→ **Text shown**:
Sheryl Kasak, a visiting associate professor and coordinator of the first-year design studio in Pratt Institute's Department of Interior Design, recently received a 2011 Innovative Interior Design Education merit award from the Council for Interior Design Accreditation (CIDA) for her entry, titled, “Retail: Changing Room–a collaborative exploration of materials and occupancy at full scale.” The awards recognize and celebrate innovative teaching and program-related practices that advance the cause of excellence in interior design education.    

Kasak's entry was based upon results from a studio project she authored that was designed to help first-year interior design students grasp spatial relations in a physical way. By using their own bodies as instruments of measure, students recorded their movement inside dressing rooms at different retailers, and built their own full-scale changing room space out of recycled materials based upon their movement in a limited space. The process was intended to amplify the experience of designing and occupying space in ways other than the traditional making of drawings and scale models. It also encouraged students to experience a team approach to design solutions, develop an understanding of body ergonomics, look at interior design as a conveyor of information,  conceptualize and develop a construction system, develop and test a material and construction detail at 1:1 scale, and develop an understanding and consideration of sustainability. The entry included images from Visiting Assistant Professor Claudia Hernandez-Feiks, Visiting Professor Aki Ishida, and Kasak's studio course.

→ **Assignment A**:
From the award announcement, list everything the studio project encouraged students to do.
→ **Assignment B**:
According to the award announcement, why did the project have students measure with their own bodies and build a full-scale changing room? Answer in one to three sentences.

→ **Information**:
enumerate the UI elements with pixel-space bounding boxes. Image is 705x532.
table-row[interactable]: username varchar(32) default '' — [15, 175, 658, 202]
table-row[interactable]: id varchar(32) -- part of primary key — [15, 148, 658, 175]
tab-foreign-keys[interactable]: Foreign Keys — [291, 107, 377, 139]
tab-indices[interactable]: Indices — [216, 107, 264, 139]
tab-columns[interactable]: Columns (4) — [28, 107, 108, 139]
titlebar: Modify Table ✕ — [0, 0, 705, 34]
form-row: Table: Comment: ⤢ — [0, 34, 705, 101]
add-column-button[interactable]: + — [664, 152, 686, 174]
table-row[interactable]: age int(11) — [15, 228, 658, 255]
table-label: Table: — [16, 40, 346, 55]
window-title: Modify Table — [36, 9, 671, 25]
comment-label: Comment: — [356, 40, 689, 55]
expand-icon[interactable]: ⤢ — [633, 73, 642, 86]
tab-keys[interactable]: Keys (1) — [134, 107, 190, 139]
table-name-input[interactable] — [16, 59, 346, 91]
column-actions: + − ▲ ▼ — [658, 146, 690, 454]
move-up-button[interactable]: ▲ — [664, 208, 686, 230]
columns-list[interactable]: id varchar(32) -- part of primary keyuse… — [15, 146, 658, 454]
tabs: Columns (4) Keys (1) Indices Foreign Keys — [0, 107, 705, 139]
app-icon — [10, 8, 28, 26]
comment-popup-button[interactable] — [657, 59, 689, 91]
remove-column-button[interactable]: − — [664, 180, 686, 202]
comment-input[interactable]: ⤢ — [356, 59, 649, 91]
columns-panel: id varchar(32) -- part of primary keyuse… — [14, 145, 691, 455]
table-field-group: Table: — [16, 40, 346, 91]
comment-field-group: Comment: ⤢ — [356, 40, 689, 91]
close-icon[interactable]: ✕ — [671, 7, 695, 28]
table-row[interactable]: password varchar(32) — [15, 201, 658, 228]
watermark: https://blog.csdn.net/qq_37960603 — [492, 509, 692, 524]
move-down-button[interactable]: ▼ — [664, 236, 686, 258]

→ **Answer section A**:
- Experience a team approach to design solutions
- Develop an understanding of body ergonomics
- Look at interior design as a conveyor of information
- Conceptualize and develop a construction system
- Develop and test a material and construction detail at 1:1 scale
- Develop an understanding and consideration of sustainability

→ **Answer section B**:
The project was designed to help first-year interior design students grasp spatial relations in a physical way. The process was meant to amplify the experience of designing and occupying space by means other than the traditional making of drawings and scale models.